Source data
::::::

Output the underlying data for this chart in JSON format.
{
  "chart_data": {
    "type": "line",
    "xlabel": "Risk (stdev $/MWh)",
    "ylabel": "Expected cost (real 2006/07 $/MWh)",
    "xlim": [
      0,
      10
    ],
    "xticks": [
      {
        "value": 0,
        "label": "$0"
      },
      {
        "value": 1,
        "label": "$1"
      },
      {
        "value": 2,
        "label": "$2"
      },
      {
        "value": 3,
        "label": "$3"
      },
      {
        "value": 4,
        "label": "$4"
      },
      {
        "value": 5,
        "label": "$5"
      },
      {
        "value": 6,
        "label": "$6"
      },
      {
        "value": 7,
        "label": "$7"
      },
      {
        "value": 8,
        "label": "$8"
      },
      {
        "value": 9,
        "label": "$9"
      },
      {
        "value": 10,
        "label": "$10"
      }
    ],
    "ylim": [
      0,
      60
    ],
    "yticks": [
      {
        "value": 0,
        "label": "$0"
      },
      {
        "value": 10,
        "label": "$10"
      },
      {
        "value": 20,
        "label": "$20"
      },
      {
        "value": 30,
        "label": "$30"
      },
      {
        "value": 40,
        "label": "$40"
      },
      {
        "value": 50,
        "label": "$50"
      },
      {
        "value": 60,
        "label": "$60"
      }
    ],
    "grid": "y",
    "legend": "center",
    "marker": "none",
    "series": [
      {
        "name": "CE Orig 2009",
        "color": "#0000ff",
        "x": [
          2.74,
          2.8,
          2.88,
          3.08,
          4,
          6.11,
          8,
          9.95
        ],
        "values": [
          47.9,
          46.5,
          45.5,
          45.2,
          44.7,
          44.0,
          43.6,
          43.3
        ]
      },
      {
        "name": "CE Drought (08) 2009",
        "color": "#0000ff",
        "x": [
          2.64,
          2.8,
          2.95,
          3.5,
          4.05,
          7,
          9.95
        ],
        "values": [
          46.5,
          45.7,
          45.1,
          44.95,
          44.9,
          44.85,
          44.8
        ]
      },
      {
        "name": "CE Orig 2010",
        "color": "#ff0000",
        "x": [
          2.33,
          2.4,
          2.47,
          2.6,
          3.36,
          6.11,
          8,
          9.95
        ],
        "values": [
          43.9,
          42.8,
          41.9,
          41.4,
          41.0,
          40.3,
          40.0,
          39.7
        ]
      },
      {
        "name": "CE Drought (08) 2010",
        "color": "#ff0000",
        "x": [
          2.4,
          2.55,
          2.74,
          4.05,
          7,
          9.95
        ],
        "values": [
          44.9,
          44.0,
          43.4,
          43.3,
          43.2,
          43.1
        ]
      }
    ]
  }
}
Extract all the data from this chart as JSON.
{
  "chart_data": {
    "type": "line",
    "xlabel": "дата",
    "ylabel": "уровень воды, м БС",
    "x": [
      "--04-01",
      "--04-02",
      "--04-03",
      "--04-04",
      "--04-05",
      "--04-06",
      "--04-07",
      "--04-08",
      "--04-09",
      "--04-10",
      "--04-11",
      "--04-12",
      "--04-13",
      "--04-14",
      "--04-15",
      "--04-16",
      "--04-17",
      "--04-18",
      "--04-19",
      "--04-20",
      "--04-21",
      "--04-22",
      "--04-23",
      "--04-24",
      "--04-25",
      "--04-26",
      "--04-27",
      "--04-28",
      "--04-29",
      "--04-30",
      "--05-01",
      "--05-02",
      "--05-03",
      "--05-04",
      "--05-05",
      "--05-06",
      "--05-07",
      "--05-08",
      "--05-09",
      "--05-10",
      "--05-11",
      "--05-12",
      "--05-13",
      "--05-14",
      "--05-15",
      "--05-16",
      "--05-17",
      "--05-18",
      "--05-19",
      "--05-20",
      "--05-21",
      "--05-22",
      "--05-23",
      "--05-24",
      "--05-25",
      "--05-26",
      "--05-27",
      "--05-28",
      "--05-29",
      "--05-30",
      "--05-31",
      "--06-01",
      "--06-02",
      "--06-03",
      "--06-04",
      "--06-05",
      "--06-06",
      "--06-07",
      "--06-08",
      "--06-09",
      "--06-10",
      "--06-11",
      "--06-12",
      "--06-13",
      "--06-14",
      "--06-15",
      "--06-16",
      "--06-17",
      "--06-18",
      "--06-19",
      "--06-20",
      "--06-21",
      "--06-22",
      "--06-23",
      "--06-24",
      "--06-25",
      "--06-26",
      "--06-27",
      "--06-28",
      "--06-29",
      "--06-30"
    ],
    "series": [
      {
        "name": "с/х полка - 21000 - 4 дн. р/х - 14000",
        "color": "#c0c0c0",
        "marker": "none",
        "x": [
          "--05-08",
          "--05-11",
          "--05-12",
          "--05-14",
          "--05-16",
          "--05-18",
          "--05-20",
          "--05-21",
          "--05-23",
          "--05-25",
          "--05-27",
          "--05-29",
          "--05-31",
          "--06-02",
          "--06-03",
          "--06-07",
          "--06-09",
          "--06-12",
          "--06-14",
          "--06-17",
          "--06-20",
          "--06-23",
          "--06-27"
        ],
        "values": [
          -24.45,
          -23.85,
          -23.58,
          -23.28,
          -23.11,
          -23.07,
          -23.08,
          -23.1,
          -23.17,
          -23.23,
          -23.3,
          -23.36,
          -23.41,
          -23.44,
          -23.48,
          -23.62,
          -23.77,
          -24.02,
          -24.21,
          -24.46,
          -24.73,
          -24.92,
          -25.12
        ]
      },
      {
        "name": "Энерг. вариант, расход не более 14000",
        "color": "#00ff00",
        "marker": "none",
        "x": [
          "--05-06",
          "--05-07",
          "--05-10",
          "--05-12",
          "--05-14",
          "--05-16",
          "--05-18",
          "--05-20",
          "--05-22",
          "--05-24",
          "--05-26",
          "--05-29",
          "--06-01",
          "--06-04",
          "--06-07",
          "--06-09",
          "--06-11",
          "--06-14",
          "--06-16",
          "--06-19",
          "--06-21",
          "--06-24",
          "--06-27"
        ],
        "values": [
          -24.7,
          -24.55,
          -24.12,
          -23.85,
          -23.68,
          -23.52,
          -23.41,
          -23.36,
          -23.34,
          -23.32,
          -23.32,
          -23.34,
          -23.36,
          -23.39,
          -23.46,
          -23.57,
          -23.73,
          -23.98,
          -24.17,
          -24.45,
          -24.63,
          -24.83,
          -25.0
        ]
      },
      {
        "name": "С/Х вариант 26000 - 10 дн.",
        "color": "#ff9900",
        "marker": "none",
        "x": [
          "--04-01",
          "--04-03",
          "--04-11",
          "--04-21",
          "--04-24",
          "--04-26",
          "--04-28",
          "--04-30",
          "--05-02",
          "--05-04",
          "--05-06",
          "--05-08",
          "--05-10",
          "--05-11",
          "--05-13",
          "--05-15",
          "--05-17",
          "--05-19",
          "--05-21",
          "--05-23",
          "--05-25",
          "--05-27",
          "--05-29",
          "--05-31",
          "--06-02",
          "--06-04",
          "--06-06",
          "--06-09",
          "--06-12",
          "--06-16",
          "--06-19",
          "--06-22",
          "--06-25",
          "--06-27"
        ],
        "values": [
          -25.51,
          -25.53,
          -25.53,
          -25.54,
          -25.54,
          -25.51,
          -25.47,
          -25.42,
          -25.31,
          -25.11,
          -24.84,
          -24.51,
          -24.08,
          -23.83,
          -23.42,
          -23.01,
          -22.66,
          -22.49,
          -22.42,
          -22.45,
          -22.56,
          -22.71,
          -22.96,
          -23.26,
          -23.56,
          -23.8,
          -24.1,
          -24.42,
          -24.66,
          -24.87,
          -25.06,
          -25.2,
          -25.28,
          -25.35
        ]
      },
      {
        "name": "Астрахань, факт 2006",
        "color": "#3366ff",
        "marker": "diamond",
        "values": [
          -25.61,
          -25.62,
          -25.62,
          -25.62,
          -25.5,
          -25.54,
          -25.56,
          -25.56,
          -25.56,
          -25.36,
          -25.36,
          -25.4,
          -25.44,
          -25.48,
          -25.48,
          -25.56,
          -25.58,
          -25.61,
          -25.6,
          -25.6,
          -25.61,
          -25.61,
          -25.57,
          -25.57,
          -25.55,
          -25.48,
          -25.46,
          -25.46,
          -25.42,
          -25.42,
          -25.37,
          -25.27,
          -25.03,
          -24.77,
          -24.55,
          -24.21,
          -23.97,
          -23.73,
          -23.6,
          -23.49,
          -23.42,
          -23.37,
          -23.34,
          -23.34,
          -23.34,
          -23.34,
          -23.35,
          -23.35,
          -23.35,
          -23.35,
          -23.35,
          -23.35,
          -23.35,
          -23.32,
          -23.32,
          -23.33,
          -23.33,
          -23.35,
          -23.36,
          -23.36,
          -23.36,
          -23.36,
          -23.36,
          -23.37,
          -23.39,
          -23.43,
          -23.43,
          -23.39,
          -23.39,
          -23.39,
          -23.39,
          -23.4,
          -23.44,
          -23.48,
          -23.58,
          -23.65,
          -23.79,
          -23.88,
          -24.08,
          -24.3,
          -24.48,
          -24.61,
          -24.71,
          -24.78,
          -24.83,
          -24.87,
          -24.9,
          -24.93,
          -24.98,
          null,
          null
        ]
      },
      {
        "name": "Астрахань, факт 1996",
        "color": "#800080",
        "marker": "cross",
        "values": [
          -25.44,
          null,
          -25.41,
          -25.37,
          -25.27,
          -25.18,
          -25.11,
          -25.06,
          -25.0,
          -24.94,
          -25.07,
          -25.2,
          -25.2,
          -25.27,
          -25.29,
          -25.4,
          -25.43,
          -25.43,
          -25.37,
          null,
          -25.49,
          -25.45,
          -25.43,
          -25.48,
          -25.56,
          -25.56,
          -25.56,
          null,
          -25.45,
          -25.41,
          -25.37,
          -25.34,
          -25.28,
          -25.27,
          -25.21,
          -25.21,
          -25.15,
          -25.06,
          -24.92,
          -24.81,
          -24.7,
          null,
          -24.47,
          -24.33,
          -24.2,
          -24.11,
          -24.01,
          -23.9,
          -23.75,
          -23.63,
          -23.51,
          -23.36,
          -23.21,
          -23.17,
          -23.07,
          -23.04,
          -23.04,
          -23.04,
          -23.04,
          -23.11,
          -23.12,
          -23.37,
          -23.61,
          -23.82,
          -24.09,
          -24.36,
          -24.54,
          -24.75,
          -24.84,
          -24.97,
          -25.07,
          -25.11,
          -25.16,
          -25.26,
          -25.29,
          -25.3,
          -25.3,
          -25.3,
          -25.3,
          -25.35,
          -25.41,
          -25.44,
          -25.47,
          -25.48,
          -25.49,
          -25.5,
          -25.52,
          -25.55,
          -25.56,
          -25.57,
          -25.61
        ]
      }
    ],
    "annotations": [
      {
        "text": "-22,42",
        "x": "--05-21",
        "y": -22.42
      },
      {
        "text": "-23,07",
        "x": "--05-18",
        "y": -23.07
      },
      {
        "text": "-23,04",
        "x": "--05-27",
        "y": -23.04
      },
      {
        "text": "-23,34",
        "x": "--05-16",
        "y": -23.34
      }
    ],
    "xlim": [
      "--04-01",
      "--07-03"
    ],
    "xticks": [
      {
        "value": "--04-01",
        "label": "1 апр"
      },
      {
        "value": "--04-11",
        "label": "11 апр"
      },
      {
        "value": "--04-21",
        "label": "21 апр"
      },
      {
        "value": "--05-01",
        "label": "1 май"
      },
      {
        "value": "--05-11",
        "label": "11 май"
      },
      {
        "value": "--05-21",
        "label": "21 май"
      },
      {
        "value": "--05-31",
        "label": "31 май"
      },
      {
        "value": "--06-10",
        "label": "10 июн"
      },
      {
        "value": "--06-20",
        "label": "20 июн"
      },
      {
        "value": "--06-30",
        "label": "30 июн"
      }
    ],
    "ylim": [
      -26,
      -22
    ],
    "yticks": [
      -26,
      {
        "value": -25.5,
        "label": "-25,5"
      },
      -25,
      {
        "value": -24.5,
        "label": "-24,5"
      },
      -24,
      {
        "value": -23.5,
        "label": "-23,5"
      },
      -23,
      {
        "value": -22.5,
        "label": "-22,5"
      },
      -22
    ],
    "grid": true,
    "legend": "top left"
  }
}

::::::

Pull every line holding "JSON" out of the records.

### Right answer
Output the underlying data for this chart in JSON format.
Extract all the data from this chart as JSON.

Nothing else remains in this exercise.